Work required: Filter out everything except lines holding "paste".
--- Input for this task ---
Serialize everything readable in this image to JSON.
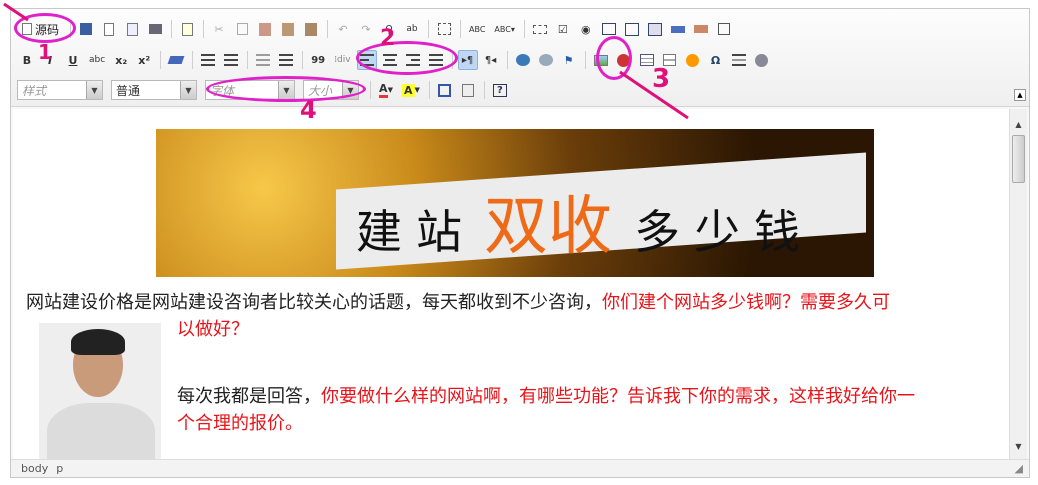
{
  "toolbar": {
    "source_label": "源码",
    "style_combo": "样式",
    "format_combo": "普通",
    "font_combo": "字体",
    "size_combo": "大小",
    "row1_icons": [
      "save-icon",
      "new-page-icon",
      "preview-icon",
      "print-icon",
      "templates-icon",
      "cut-icon",
      "copy-icon",
      "paste-icon",
      "paste-text-icon",
      "paste-word-icon",
      "undo-icon",
      "redo-icon",
      "find-icon",
      "replace-icon",
      "select-all-icon",
      "spellcheck-icon",
      "scayt-icon",
      "form-icon",
      "checkbox-icon",
      "radio-icon",
      "textfield-icon",
      "textarea-icon",
      "select-icon",
      "button-icon",
      "image-button-icon",
      "hidden-field-icon"
    ],
    "row2_icons": [
      "bold-icon",
      "italic-icon",
      "underline-icon",
      "strike-icon",
      "subscript-icon",
      "superscript-icon",
      "remove-format-icon",
      "numbered-list-icon",
      "bullet-list-icon",
      "outdent-icon",
      "indent-icon",
      "blockquote-icon",
      "div-icon",
      "align-left-icon",
      "align-center-icon",
      "align-right-icon",
      "align-justify-icon",
      "ltr-icon",
      "rtl-icon",
      "link-icon",
      "unlink-icon",
      "anchor-icon",
      "image-icon",
      "flash-icon",
      "table-icon",
      "horizontal-rule-icon",
      "smiley-icon",
      "special-char-icon",
      "page-break-icon",
      "iframe-icon"
    ],
    "row3_icons": [
      "text-color-icon",
      "bg-color-icon",
      "maximize-icon",
      "show-blocks-icon",
      "about-icon"
    ],
    "glyphs": {
      "bold": "B",
      "italic": "I",
      "underline": "U",
      "strike": "abc",
      "sub": "x₂",
      "sup": "x²",
      "blockquote": "99",
      "special": "Ω",
      "about": "?",
      "text_color": "A",
      "bg_color": "A"
    }
  },
  "content": {
    "banner": {
      "w1": "建站",
      "w2": "双收",
      "w3": "多少钱"
    },
    "p1_black": "网站建设价格是网站建设咨询者比较关心的话题，每天都收到不少咨询，",
    "p1_red": "你们建个网站多少钱啊？需要多久可",
    "p1_red2": "以做好？",
    "p2_black": "每次我都是回答，",
    "p2_red": "你要做什么样的网站啊，有哪些功能？告诉我下你的需求，这样我好给你一",
    "p2_red2": "个合理的报价。"
  },
  "statusbar": {
    "path1": "body",
    "path2": "p"
  },
  "annotations": {
    "n1": "1",
    "n2": "2",
    "n3": "3",
    "n4": "4"
  },
  "colors": {
    "accent_red": "#e8141a",
    "annotation": "#e020c8",
    "banner_orange": "#ee6a16"
  }
}
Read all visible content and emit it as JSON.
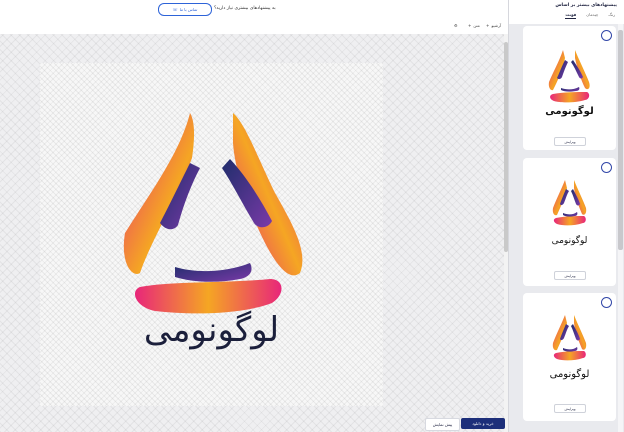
{
  "topbar": {
    "help_text": "به پیشنهادهای بیشتری نیاز دارید؟",
    "contact_label": "تماس با ما"
  },
  "toolbar": {
    "history_label": "آرشیو",
    "text_label": "متن",
    "layout_label": "چیدمان"
  },
  "logo": {
    "text": "لوگونومی",
    "colors": {
      "orange": "#f39a24",
      "magenta": "#e8267a",
      "purple": "#7a3aa8",
      "navy": "#1f2d6b"
    }
  },
  "actions": {
    "buy_label": "خرید و دانلود",
    "preview_label": "پیش نمایش"
  },
  "panel": {
    "title": "پیشنهادهای بیشتر بر اساس",
    "tabs": [
      "رنگ",
      "چیدمان",
      "فونت"
    ],
    "active_tab": "فونت",
    "cards": [
      {
        "text": "لوگونومی",
        "edit_label": "ویرایش"
      },
      {
        "text": "لوگونومی",
        "edit_label": "ویرایش"
      },
      {
        "text": "لوگونومی",
        "edit_label": "ویرایش"
      }
    ]
  }
}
---
Written response:
      "paste-icon",
      "paste-text-icon",
      "paste-word-icon",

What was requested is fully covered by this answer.